**RECORDS SHOWN**.
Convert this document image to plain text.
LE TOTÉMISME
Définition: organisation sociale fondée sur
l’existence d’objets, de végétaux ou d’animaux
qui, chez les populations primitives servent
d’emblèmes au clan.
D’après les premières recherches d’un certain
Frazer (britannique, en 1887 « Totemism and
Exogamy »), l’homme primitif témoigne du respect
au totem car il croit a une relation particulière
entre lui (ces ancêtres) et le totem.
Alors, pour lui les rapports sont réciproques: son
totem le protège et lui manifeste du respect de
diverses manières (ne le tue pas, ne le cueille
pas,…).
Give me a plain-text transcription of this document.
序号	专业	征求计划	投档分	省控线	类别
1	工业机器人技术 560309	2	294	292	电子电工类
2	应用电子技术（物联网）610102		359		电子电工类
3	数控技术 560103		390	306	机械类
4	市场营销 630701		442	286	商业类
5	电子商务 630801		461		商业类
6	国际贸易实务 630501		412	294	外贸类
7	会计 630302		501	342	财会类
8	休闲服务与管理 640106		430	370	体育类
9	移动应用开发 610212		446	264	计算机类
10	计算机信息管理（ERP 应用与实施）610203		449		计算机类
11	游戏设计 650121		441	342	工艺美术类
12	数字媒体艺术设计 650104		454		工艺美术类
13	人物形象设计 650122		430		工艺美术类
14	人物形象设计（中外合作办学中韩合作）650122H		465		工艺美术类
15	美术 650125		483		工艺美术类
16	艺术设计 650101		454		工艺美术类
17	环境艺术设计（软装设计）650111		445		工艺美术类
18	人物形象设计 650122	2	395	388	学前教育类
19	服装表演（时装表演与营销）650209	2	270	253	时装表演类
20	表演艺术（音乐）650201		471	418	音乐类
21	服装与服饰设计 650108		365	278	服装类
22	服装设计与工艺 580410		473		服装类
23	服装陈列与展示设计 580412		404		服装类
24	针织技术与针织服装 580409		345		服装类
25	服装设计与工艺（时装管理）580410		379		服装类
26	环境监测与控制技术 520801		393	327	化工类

**PROBLEM TO SOLVE**.
Above are some records; repeat all of them exactly.

**WRITTEN RESPONSE**.
Convert this document image to plain text.
LE TOTÉMISME
Définition: organisation sociale fondée sur
l’existence d’objets, de végétaux ou d’animaux
qui, chez les populations primitives servent
d’emblèmes au clan.
D’après les premières recherches d’un certain
Frazer (britannique, en 1887 « Totemism and
Exogamy »), l’homme primitif témoigne du respect
au totem car il croit a une relation particulière
entre lui (ces ancêtres) et le totem.
Alors, pour lui les rapports sont réciproques: son
totem le protège et lui manifeste du respect de
diverses manières (ne le tue pas, ne le cueille
pas,…).
Give me a plain-text transcription of this document.
序号	专业	征求计划	投档分	省控线	类别
1	工业机器人技术 560309	2	294	292	电子电工类
2	应用电子技术（物联网）610102		359		电子电工类
3	数控技术 560103		390	306	机械类
4	市场营销 630701		442	286	商业类
5	电子商务 630801		461		商业类
6	国际贸易实务 630501		412	294	外贸类
7	会计 630302		501	342	财会类
8	休闲服务与管理 640106		430	370	体育类
9	移动应用开发 610212		446	264	计算机类
10	计算机信息管理（ERP 应用与实施）610203		449		计算机类
11	游戏设计 650121		441	342	工艺美术类
12	数字媒体艺术设计 650104		454		工艺美术类
13	人物形象设计 650122		430		工艺美术类
14	人物形象设计（中外合作办学中韩合作）650122H		465		工艺美术类
15	美术 650125		483		工艺美术类
16	艺术设计 650101		454		工艺美术类
17	环境艺术设计（软装设计）650111		445		工艺美术类
18	人物形象设计 650122	2	395	388	学前教育类
19	服装表演（时装表演与营销）650209	2	270	253	时装表演类
20	表演艺术（音乐）650201		471	418	音乐类
21	服装与服饰设计 650108		365	278	服装类
22	服装设计与工艺 580410		473		服装类
23	服装陈列与展示设计 580412		404		服装类
24	针织技术与针织服装 580409		345		服装类
25	服装设计与工艺（时装管理）580410		379		服装类
26	环境监测与控制技术 520801		393	327	化工类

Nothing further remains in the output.